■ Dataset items
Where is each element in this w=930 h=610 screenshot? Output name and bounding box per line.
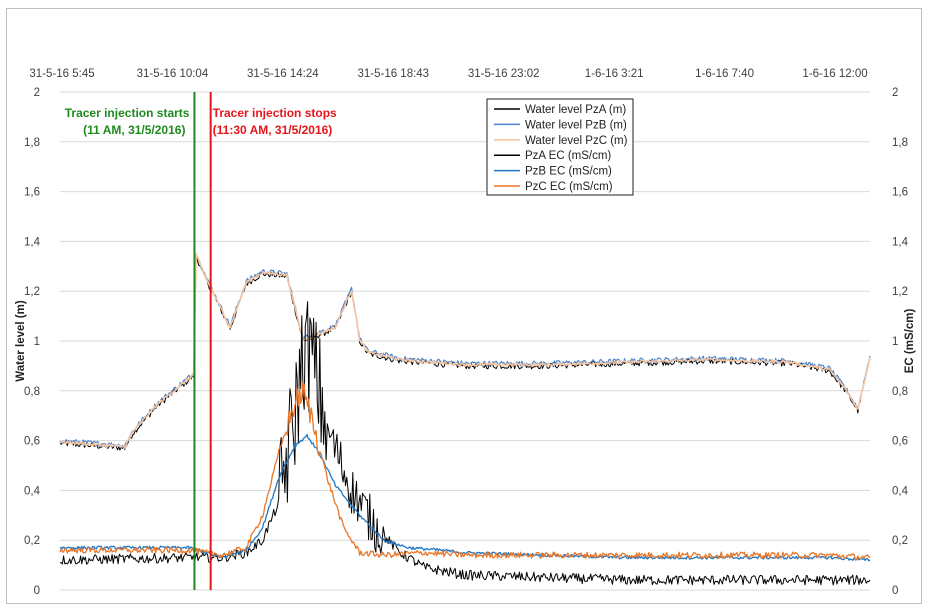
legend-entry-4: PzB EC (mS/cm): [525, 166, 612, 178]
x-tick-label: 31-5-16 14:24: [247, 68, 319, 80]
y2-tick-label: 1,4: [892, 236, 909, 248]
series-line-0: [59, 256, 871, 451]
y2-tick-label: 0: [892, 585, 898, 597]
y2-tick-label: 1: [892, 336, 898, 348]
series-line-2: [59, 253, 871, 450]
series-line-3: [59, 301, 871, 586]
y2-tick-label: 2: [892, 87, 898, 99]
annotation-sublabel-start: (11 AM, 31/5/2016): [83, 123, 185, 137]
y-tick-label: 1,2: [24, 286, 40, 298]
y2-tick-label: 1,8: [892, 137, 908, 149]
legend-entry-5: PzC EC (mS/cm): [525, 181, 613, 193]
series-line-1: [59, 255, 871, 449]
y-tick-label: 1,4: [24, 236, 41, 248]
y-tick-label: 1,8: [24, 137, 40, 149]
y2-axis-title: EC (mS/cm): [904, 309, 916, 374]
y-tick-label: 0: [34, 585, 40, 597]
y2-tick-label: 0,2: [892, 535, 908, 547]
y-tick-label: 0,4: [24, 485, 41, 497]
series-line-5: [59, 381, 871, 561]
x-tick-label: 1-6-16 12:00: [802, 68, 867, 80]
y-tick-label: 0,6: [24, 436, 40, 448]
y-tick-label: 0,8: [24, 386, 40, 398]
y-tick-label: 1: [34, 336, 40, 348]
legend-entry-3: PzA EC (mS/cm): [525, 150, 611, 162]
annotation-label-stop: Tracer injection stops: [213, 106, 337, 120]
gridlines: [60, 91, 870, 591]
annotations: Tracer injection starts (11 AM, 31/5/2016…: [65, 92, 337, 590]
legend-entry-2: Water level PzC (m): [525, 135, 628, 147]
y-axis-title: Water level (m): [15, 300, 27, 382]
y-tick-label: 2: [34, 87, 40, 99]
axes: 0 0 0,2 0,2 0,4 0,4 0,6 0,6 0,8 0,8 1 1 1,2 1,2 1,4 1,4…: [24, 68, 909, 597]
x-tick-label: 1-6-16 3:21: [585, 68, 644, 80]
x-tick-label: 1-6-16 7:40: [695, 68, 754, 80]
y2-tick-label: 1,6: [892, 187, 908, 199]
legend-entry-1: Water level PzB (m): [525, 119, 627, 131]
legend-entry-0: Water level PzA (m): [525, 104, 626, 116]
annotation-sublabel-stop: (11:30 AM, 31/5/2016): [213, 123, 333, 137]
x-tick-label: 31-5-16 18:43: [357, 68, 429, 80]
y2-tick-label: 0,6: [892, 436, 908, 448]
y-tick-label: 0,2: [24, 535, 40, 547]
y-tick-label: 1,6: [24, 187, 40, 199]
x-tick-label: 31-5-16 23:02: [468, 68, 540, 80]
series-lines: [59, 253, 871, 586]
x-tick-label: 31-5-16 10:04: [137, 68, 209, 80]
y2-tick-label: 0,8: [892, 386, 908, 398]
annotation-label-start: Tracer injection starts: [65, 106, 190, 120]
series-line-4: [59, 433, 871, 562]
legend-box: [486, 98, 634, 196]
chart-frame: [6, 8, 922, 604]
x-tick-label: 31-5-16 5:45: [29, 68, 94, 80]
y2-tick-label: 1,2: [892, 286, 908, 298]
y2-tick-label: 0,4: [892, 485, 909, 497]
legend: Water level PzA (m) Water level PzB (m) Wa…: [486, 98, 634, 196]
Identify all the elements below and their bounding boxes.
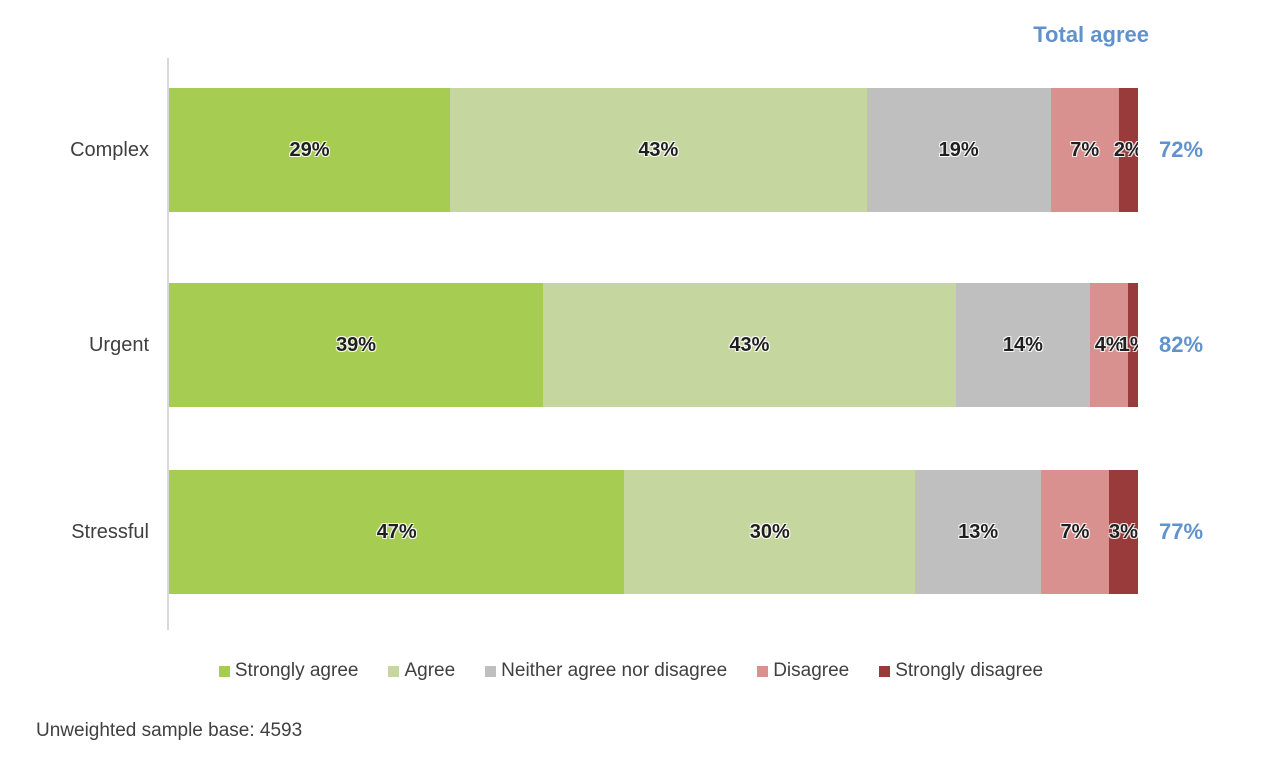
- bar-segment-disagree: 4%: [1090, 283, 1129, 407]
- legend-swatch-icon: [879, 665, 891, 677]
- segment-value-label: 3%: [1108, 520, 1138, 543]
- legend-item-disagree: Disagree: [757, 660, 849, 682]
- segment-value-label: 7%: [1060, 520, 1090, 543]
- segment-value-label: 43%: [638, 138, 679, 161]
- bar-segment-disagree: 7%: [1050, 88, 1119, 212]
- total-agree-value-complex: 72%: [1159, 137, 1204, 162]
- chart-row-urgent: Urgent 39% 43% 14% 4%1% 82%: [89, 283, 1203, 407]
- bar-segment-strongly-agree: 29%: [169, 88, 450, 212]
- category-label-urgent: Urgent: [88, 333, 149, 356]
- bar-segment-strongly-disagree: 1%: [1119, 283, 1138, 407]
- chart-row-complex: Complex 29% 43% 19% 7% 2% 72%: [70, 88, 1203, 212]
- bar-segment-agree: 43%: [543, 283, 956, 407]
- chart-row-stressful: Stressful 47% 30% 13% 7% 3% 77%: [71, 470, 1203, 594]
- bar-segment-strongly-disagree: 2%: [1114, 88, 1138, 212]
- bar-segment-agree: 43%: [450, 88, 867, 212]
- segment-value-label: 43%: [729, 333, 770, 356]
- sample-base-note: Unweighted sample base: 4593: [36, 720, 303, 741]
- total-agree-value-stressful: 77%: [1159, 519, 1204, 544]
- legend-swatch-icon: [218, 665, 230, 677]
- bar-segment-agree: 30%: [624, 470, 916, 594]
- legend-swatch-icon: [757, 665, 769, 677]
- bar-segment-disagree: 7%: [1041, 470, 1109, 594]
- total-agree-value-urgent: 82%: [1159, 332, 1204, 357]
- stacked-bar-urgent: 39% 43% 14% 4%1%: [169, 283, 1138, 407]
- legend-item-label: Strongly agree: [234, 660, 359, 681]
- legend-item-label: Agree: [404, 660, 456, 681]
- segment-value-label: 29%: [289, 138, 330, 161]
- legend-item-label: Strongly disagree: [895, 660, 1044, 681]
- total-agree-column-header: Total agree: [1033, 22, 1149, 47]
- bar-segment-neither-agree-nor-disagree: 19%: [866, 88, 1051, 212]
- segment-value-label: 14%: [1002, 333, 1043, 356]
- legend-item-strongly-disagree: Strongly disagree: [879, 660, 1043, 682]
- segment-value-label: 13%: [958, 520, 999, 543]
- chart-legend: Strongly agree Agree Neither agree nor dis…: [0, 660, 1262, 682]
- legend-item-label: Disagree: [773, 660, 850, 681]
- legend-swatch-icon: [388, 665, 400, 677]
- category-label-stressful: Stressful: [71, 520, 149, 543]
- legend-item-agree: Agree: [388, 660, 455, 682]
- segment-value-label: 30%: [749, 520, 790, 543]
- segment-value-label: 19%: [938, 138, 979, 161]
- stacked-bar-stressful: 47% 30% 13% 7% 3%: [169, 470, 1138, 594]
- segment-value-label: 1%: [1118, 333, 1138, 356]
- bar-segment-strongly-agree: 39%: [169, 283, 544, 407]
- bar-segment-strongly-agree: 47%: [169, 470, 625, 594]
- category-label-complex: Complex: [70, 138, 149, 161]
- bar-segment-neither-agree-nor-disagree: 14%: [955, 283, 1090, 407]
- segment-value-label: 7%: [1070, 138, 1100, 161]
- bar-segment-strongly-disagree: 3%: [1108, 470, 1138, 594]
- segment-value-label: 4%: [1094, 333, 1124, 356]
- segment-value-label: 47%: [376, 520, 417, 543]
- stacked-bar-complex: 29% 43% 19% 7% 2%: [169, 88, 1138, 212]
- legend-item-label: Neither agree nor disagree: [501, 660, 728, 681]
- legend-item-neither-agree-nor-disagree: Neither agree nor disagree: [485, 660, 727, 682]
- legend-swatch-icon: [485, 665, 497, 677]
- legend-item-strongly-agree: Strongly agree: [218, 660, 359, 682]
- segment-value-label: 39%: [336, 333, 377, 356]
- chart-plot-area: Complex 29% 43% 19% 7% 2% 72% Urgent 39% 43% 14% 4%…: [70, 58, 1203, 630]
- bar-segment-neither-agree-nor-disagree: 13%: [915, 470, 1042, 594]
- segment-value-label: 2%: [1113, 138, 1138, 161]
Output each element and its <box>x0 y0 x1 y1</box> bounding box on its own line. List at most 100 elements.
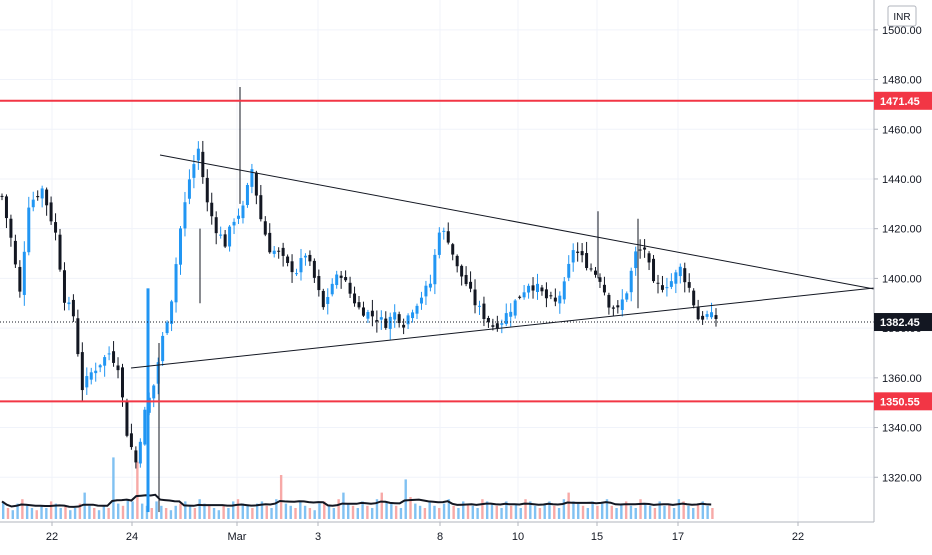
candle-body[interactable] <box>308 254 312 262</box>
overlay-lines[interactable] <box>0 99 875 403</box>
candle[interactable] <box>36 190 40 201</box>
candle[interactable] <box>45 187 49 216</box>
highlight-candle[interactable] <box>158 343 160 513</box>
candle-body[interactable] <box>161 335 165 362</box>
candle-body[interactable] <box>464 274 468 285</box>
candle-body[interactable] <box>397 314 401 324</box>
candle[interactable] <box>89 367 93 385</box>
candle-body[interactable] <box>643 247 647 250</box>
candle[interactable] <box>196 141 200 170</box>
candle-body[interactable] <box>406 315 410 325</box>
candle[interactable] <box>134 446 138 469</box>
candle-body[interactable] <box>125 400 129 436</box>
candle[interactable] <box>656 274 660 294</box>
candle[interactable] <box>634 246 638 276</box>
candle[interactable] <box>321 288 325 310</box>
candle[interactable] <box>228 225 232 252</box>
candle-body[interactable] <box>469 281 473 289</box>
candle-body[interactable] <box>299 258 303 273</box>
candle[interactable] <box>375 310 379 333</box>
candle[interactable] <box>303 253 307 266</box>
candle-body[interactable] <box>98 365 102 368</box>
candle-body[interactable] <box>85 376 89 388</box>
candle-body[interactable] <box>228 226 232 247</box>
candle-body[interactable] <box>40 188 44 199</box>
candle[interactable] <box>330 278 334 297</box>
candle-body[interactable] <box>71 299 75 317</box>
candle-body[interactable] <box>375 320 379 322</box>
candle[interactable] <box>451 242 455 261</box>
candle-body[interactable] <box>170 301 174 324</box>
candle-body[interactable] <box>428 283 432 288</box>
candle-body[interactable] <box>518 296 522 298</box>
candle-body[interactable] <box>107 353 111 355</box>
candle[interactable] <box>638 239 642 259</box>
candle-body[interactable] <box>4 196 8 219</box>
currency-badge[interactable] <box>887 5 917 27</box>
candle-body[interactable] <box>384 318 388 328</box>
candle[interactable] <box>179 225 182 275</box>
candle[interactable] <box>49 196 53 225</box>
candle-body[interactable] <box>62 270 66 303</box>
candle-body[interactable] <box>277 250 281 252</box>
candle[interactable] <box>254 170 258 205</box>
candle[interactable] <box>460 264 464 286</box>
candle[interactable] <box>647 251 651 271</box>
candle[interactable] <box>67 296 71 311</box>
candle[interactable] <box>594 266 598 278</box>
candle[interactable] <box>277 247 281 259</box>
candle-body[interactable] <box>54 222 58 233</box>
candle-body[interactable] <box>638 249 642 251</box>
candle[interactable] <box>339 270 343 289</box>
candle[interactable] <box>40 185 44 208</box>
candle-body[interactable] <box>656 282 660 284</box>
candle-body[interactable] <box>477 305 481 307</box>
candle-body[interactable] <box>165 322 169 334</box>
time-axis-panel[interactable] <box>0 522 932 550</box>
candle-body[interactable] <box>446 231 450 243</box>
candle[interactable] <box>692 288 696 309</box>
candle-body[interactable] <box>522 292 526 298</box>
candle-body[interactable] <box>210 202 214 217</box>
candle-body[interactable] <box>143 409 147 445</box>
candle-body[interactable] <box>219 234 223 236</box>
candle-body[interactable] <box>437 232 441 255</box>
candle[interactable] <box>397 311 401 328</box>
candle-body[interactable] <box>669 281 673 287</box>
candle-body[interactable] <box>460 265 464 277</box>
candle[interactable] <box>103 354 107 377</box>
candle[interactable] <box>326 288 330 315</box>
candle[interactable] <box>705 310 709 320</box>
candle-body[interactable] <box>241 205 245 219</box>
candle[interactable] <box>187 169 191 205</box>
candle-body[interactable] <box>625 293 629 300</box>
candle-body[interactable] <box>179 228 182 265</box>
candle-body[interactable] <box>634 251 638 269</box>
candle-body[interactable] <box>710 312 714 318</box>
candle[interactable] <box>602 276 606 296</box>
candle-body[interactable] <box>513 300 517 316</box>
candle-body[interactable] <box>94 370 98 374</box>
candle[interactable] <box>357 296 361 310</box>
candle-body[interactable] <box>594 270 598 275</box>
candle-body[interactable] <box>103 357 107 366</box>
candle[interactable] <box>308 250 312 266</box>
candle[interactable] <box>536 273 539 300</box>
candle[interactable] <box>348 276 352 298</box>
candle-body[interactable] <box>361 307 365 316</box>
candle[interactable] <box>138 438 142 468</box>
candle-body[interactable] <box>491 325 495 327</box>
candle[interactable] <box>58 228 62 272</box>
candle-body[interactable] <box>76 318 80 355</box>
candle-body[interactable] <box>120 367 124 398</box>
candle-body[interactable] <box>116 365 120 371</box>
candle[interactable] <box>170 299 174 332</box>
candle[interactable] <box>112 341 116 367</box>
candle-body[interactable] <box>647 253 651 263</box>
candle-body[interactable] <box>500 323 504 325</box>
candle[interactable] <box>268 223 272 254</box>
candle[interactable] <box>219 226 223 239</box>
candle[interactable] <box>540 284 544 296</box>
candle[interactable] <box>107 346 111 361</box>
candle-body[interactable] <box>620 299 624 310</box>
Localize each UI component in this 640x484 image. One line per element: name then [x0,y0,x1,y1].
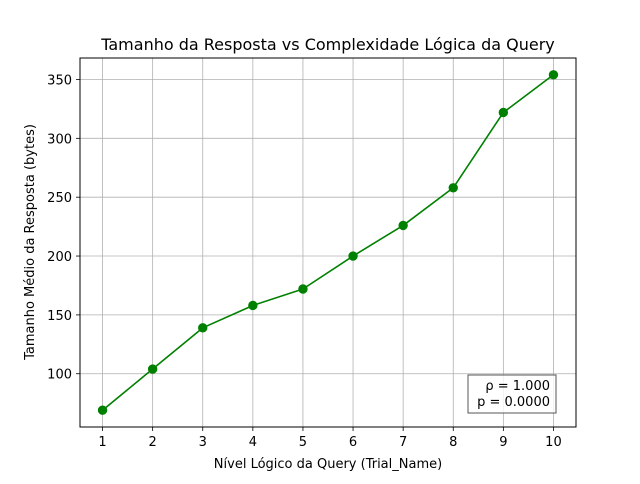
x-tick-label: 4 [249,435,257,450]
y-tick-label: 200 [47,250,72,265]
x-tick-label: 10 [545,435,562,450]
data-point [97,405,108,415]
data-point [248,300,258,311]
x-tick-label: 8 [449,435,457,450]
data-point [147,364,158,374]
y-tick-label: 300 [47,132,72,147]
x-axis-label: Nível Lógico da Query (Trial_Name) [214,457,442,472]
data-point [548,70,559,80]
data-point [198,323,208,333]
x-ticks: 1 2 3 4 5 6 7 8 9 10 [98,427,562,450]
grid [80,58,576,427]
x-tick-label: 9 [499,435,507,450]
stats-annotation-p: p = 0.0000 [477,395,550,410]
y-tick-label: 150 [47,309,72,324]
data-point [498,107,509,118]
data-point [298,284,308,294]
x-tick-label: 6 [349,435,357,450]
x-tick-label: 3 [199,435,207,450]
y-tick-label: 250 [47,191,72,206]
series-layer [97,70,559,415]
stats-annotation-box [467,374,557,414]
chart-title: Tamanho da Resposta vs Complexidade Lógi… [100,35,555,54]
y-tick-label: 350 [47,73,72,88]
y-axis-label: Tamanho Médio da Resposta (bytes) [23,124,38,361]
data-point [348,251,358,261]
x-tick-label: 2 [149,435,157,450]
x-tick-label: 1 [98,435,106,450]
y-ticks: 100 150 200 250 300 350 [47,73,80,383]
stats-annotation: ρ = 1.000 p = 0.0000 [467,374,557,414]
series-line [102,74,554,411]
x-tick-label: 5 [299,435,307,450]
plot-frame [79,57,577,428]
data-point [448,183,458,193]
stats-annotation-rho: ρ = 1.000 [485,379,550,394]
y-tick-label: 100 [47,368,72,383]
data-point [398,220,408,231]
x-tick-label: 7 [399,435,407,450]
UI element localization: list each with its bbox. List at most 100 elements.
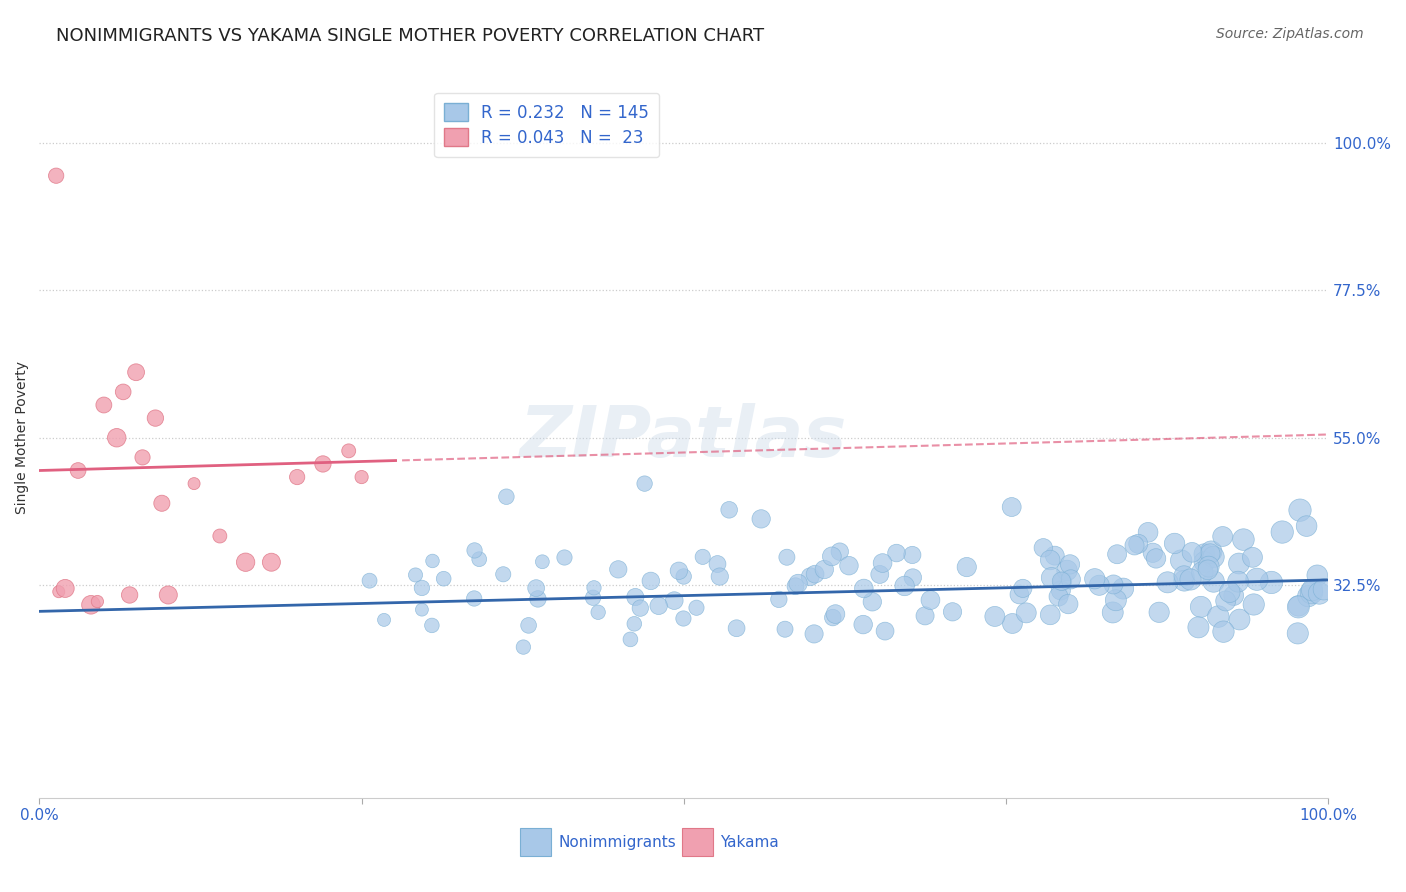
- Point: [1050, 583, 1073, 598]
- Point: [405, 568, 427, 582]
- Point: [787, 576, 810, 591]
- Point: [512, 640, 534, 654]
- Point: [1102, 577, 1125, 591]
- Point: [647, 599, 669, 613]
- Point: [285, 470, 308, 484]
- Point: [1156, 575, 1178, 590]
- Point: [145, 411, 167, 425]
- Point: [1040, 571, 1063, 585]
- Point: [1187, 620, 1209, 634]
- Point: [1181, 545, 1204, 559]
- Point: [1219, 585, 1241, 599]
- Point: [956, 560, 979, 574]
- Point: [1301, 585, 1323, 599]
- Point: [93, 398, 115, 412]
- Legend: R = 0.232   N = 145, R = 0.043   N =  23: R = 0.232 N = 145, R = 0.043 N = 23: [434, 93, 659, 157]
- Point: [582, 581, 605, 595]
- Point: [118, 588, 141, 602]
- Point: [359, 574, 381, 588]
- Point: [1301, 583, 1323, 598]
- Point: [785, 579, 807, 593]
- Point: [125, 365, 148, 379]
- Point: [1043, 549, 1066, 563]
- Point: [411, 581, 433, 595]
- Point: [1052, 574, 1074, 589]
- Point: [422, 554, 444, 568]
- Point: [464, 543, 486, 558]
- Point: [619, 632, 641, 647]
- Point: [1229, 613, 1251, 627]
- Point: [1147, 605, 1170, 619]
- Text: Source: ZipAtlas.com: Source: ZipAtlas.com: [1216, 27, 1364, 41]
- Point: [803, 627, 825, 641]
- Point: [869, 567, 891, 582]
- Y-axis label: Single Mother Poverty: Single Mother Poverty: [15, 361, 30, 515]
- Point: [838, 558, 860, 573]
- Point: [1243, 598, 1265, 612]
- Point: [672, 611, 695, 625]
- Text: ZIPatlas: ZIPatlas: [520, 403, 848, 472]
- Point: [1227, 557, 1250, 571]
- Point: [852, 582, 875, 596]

■ Goal
Copy the lines of the data starting at the line containing "- bar-segment-disagree: 4%: [1090, 283, 1129, 407]" and ending at the line containing "- legend-swatch-icon: [757, 665, 769, 677]", with both of those lines included and nothing else.

■ Completed task
- bar-segment-disagree: 4%: [1090, 283, 1129, 407]
- legend-swatch-icon: [879, 665, 891, 677]
- segment-value-label: 3%: [1108, 520, 1138, 543]
- legend-item-disagree: Disagree: [757, 660, 849, 682]
- segment-value-label: 7%: [1060, 520, 1090, 543]
- segment-value-label: 43%: [638, 138, 679, 161]
- bar-segment-disagree: 7%: [1050, 88, 1119, 212]
- total-agree-value-complex: 72%: [1159, 137, 1204, 162]
- chart-row-urgent: Urgent 39% 43% 14% 4%1% 82%: [89, 283, 1203, 407]
- bar-segment-strongly-agree: 29%: [169, 88, 450, 212]
- category-label-urgent: Urgent: [88, 333, 149, 356]
- bar-segment-strongly-disagree: 1%: [1119, 283, 1138, 407]
- chart-row-complex: Complex 29% 43% 19% 7% 2% 72%: [70, 88, 1203, 212]
- bar-segment-agree: 43%: [543, 283, 956, 407]
- chart-row-stressful: Stressful 47% 30% 13% 7% 3% 77%: [71, 470, 1203, 594]
- bar-segment-strongly-disagree: 2%: [1114, 88, 1138, 212]
- bar-segment-agree: 43%: [450, 88, 867, 212]
- segment-value-label: 43%: [729, 333, 770, 356]
- sample-base-note: Unweighted sample base: 4593: [36, 720, 303, 741]
- total-agree-value-stressful: 77%: [1159, 519, 1204, 544]
- legend-swatch-icon: [218, 665, 230, 677]
- bar-segment-agree: 30%: [624, 470, 916, 594]
- legend-swatch-icon: [757, 665, 769, 677]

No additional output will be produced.